Dataset items
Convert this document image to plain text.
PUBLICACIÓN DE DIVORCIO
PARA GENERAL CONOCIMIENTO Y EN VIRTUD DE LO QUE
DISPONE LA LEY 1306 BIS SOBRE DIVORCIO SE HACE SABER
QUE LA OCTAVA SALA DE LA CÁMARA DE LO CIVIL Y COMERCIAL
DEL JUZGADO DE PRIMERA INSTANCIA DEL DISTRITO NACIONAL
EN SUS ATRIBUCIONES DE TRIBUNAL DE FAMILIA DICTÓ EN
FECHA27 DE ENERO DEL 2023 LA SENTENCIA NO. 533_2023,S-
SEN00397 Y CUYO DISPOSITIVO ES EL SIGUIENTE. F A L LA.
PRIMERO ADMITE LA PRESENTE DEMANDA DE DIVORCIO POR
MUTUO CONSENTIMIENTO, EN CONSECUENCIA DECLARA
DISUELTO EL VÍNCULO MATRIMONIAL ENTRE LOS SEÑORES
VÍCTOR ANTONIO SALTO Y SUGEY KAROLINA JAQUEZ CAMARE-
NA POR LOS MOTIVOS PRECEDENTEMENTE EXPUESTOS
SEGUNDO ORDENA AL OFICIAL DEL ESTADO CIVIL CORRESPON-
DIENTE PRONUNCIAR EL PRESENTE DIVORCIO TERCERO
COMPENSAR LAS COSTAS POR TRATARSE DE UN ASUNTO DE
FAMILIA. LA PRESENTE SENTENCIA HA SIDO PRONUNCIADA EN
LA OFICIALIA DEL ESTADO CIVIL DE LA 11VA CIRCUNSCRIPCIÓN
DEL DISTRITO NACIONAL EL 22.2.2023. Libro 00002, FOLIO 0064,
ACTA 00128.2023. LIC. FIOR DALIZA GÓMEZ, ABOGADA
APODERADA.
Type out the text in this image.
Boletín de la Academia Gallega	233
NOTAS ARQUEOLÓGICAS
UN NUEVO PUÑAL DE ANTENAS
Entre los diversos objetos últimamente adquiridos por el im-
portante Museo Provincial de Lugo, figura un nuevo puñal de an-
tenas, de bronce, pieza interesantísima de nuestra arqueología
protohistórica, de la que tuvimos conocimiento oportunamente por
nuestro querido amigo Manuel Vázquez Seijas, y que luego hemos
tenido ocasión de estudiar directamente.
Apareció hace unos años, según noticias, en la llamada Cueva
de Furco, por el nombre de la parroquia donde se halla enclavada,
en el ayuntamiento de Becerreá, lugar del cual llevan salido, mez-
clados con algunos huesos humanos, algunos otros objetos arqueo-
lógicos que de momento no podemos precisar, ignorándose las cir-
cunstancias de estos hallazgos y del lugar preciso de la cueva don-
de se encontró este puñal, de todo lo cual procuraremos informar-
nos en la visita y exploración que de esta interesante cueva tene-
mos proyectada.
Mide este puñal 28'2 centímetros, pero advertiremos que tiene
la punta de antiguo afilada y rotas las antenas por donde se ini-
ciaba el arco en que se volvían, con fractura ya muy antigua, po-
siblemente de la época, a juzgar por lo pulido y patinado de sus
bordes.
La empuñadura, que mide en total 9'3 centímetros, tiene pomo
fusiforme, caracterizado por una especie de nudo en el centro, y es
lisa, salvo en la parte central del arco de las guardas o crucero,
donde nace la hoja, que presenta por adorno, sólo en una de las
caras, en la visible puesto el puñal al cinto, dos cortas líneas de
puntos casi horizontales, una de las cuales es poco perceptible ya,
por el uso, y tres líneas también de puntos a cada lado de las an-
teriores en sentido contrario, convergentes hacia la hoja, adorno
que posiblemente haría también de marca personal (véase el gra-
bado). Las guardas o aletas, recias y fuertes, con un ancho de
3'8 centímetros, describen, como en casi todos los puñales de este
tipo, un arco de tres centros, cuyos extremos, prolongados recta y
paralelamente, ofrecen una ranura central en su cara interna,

--- WHAT TO DO ---
Each line of the material above either contains the word "ESTADO" or does not; state how many do, and nothing else.

--- EXPECTED OUTPUT ---
2